Pull out every line below containing the word "Structural".

►

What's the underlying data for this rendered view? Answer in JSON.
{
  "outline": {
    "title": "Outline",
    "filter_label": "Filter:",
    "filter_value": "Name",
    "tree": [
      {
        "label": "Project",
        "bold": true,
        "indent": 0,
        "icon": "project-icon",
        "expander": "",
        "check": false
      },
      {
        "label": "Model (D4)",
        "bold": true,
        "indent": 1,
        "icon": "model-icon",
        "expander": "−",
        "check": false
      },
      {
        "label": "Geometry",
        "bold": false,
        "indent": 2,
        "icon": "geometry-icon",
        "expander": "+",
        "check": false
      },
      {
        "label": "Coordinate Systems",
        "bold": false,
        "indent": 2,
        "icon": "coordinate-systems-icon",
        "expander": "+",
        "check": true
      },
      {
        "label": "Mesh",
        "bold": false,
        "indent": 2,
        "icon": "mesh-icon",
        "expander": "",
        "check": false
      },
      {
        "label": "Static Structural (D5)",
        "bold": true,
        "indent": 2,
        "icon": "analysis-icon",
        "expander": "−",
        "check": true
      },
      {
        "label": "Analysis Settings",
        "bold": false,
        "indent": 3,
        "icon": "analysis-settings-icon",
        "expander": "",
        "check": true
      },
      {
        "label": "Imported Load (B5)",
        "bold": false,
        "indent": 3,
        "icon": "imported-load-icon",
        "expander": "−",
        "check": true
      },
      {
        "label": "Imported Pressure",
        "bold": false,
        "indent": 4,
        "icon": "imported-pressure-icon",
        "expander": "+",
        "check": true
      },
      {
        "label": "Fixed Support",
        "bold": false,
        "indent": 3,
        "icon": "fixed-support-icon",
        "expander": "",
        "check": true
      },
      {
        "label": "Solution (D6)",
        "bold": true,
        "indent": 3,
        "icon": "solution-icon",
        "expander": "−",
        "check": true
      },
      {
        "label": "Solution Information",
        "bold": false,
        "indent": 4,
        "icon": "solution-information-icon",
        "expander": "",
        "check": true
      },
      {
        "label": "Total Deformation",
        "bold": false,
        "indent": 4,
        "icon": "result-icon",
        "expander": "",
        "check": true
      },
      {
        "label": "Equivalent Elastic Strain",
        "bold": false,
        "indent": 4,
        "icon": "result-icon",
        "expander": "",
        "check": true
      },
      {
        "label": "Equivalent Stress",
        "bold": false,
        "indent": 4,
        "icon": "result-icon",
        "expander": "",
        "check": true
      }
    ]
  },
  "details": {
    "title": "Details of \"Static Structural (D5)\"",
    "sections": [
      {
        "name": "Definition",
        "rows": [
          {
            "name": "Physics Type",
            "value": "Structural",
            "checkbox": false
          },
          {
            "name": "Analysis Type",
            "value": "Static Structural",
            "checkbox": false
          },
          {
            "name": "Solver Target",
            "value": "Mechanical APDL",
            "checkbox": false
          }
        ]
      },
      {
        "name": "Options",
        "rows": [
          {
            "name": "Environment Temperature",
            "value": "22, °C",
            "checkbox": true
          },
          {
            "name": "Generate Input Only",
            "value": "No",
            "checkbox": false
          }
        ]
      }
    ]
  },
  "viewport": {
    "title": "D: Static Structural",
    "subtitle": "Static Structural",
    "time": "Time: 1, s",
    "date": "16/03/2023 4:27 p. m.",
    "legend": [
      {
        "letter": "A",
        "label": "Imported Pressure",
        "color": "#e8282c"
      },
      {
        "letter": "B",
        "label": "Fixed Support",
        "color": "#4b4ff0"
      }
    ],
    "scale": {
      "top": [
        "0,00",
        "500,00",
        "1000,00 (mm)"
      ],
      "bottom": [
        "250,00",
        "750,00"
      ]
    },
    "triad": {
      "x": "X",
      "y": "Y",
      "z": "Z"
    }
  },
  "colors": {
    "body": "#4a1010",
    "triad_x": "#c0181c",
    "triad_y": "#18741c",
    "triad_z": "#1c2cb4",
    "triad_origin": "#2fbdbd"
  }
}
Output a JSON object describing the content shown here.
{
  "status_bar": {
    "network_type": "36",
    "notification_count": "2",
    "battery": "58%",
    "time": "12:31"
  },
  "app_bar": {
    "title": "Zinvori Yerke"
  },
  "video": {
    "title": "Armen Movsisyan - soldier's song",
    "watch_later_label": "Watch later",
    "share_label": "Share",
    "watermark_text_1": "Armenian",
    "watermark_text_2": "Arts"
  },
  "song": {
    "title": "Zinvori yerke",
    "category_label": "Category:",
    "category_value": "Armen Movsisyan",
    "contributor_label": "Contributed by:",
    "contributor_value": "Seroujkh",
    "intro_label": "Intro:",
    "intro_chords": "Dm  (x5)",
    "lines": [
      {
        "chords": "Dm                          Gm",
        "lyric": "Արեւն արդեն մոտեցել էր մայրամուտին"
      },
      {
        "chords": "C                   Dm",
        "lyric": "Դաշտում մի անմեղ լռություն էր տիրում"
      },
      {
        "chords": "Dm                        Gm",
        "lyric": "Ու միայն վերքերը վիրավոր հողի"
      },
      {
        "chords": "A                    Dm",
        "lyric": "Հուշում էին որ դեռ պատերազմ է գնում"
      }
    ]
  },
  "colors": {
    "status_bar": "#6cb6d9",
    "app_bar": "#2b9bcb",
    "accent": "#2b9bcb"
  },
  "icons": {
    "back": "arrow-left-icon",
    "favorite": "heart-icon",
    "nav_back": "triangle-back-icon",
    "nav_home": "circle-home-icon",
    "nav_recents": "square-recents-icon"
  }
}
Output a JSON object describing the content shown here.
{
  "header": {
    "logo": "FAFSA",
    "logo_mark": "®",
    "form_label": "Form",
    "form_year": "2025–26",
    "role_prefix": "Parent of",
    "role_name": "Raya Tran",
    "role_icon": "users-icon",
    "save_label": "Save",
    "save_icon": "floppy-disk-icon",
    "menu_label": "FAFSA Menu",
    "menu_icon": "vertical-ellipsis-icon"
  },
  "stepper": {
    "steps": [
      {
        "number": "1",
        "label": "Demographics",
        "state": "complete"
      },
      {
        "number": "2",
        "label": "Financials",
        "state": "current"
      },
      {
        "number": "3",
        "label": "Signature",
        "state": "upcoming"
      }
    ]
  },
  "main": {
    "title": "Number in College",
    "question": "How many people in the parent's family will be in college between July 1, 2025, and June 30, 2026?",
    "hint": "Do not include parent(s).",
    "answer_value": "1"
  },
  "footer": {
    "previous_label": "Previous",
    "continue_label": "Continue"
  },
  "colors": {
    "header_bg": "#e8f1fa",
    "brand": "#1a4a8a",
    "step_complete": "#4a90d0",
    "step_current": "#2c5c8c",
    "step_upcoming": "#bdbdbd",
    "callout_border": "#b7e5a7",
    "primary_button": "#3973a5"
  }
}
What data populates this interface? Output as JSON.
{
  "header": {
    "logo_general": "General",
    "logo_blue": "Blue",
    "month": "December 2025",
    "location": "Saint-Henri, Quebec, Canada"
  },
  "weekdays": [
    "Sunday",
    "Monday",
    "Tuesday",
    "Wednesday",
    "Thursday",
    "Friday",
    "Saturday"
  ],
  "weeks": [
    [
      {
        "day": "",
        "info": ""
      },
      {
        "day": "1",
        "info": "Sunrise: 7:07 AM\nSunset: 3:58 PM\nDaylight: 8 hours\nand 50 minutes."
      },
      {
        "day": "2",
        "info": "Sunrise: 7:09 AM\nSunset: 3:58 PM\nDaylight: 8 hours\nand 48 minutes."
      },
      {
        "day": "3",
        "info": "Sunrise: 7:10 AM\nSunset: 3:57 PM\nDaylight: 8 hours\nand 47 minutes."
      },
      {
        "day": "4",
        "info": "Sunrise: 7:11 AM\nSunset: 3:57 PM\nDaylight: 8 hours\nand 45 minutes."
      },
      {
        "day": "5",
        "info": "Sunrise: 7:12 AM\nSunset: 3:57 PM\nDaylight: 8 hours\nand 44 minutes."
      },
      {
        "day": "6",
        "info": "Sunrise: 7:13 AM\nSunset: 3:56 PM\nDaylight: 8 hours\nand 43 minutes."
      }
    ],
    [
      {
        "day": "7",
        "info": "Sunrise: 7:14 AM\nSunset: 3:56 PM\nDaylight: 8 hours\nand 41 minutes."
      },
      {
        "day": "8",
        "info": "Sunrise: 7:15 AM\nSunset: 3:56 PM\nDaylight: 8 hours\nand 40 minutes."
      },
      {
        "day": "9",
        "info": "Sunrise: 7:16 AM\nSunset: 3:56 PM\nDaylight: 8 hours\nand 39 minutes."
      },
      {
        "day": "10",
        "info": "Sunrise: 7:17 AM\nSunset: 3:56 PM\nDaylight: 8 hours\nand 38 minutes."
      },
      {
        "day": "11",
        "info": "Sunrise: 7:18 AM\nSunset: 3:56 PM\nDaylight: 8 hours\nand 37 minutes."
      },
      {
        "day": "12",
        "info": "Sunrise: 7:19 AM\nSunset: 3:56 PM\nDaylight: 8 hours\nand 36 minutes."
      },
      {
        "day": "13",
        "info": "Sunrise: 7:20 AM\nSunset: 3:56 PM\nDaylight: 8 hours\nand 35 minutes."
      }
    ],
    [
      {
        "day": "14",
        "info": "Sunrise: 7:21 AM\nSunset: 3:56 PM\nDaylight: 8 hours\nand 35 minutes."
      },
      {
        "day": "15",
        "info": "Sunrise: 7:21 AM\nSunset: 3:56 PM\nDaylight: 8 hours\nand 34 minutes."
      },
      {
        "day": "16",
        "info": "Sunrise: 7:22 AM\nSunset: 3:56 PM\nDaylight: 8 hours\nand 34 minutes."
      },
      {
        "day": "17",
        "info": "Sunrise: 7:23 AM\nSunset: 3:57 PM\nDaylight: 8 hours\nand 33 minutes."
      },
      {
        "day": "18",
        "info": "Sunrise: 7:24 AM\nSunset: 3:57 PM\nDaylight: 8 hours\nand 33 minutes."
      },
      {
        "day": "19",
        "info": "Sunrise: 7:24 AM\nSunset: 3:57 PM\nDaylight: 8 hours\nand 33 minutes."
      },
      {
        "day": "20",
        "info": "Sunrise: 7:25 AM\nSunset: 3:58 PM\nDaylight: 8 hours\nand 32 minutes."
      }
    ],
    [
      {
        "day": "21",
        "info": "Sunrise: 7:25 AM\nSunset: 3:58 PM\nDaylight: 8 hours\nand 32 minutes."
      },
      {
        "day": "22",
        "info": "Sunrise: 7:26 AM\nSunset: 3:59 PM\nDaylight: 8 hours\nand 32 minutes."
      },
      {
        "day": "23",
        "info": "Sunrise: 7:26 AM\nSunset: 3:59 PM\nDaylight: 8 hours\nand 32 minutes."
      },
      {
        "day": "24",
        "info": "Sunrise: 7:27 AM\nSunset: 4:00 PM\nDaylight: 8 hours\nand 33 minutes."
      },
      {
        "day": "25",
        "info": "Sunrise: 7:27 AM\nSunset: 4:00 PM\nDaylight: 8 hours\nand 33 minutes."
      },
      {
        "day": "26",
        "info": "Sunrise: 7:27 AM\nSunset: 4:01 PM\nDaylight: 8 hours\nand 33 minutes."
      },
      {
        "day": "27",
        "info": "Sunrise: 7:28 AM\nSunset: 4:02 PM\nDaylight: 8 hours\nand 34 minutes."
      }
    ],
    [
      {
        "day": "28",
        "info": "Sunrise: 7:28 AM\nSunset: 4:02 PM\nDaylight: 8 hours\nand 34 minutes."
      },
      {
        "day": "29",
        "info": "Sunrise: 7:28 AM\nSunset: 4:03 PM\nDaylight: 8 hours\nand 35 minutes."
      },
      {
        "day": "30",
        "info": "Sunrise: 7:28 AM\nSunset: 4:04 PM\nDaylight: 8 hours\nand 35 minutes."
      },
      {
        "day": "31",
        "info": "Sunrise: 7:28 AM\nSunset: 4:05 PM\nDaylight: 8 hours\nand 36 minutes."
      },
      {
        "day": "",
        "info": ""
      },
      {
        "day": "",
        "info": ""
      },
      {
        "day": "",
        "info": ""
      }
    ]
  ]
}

◄

• _THE REPLY_:
        "label": "Static Structural (D5)",
    "title": "Details of \"Static Structural (D5)\"",
            "value": "Structural",
            "value": "Static Structural",
    "title": "D: Static Structural",
    "subtitle": "Static Structural",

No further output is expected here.